▸ **Goal**: Every line of the material that follows must be printed again exactly.
— begin Provided data —
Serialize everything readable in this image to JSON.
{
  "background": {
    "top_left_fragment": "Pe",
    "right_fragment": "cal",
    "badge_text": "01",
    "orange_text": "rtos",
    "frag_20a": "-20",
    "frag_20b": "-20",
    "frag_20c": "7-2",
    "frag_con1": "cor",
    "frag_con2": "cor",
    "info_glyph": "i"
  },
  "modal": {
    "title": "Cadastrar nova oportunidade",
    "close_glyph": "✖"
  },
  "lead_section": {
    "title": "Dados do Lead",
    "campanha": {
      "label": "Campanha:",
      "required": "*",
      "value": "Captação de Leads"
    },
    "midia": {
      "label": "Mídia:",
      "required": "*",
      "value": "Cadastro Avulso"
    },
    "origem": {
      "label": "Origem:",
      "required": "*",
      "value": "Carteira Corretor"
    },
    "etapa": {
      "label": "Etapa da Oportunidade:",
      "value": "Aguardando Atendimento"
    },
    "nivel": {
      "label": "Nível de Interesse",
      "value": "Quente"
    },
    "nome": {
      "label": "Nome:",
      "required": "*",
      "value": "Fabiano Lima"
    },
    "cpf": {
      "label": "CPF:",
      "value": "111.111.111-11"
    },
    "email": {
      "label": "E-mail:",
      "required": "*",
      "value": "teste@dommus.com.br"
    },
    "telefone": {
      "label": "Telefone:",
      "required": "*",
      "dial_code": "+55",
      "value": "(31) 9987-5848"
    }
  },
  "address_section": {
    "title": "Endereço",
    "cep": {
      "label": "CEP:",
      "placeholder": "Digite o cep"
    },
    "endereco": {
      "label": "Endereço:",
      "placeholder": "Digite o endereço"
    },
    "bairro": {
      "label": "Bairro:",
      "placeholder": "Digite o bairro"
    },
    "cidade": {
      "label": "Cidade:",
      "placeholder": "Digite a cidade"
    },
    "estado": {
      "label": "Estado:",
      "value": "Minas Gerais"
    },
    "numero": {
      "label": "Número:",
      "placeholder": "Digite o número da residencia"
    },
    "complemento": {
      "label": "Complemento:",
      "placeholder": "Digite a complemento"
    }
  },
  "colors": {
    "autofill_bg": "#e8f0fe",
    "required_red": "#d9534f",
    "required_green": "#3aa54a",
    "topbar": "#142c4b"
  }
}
— end Provided data —
▸ **Solution for this problem**:
Serialize everything readable in this image to JSON.
{
  "background": {
    "top_left_fragment": "Pe",
    "right_fragment": "cal",
    "badge_text": "01",
    "orange_text": "rtos",
    "frag_20a": "-20",
    "frag_20b": "-20",
    "frag_20c": "7-2",
    "frag_con1": "cor",
    "frag_con2": "cor",
    "info_glyph": "i"
  },
  "modal": {
    "title": "Cadastrar nova oportunidade",
    "close_glyph": "✖"
  },
  "lead_section": {
    "title": "Dados do Lead",
    "campanha": {
      "label": "Campanha:",
      "required": "*",
      "value": "Captação de Leads"
    },
    "midia": {
      "label": "Mídia:",
      "required": "*",
      "value": "Cadastro Avulso"
    },
    "origem": {
      "label": "Origem:",
      "required": "*",
      "value": "Carteira Corretor"
    },
    "etapa": {
      "label": "Etapa da Oportunidade:",
      "value": "Aguardando Atendimento"
    },
    "nivel": {
      "label": "Nível de Interesse",
      "value": "Quente"
    },
    "nome": {
      "label": "Nome:",
      "required": "*",
      "value": "Fabiano Lima"
    },
    "cpf": {
      "label": "CPF:",
      "value": "111.111.111-11"
    },
    "email": {
      "label": "E-mail:",
      "required": "*",
      "value": "teste@dommus.com.br"
    },
    "telefone": {
      "label": "Telefone:",
      "required": "*",
      "dial_code": "+55",
      "value": "(31) 9987-5848"
    }
  },
  "address_section": {
    "title": "Endereço",
    "cep": {
      "label": "CEP:",
      "placeholder": "Digite o cep"
    },
    "endereco": {
      "label": "Endereço:",
      "placeholder": "Digite o endereço"
    },
    "bairro": {
      "label": "Bairro:",
      "placeholder": "Digite o bairro"
    },
    "cidade": {
      "label": "Cidade:",
      "placeholder": "Digite a cidade"
    },
    "estado": {
      "label": "Estado:",
      "value": "Minas Gerais"
    },
    "numero": {
      "label": "Número:",
      "placeholder": "Digite o número da residencia"
    },
    "complemento": {
      "label": "Complemento:",
      "placeholder": "Digite a complemento"
    }
  },
  "colors": {
    "autofill_bg": "#e8f0fe",
    "required_red": "#d9534f",
    "required_green": "#3aa54a",
    "topbar": "#142c4b"
  }
}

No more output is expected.